Dataset rows
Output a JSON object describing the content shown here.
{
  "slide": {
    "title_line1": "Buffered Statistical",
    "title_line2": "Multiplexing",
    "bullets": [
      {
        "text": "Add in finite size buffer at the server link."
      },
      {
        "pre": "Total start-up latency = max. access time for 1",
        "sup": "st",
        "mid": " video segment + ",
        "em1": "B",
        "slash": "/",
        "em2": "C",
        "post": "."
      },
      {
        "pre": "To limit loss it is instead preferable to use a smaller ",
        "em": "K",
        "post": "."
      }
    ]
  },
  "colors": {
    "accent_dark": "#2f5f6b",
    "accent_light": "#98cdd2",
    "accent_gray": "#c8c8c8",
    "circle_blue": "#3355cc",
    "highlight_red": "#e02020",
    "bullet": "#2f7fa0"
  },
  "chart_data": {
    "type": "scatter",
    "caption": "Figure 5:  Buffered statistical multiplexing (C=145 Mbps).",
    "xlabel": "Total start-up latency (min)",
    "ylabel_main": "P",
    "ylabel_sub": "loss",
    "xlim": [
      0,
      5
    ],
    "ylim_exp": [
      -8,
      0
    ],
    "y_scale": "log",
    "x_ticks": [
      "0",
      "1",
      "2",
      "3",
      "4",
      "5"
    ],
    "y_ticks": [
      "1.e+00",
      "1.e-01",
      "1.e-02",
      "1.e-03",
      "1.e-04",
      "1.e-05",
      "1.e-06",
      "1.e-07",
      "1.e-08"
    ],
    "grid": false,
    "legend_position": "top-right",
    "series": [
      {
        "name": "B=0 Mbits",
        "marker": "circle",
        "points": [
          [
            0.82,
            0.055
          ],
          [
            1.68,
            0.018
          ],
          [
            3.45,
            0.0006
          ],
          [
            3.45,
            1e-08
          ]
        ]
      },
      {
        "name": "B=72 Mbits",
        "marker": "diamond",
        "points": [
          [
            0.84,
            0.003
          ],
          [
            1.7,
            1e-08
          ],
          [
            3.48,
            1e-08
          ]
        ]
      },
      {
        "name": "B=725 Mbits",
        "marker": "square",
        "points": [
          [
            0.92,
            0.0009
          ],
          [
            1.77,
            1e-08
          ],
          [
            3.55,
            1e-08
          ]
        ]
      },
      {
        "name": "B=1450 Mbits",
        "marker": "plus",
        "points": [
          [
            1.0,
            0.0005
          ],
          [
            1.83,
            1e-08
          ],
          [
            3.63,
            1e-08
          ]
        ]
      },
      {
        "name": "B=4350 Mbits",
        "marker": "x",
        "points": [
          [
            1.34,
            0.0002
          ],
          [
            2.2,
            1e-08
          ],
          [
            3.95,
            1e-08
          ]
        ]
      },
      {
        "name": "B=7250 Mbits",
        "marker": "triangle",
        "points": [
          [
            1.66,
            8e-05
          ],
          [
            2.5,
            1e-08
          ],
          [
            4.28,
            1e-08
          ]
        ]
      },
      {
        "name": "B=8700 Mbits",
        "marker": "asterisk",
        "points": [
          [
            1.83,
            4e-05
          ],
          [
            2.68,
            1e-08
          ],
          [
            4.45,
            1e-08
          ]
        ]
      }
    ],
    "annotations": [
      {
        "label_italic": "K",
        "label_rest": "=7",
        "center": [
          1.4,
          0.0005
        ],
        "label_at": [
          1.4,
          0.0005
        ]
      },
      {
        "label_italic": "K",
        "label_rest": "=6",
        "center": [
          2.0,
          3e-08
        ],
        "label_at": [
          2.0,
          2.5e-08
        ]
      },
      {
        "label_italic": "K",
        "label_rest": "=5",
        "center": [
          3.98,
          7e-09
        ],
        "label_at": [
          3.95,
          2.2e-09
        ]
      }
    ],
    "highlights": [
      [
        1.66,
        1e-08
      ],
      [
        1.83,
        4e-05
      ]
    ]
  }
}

• _Short problem_
Extract each line from the listing that holds the word "latency".

• _Result_
        "pre": "Total start-up latency = max. access time for 1",
    "xlabel": "Total start-up latency (min)",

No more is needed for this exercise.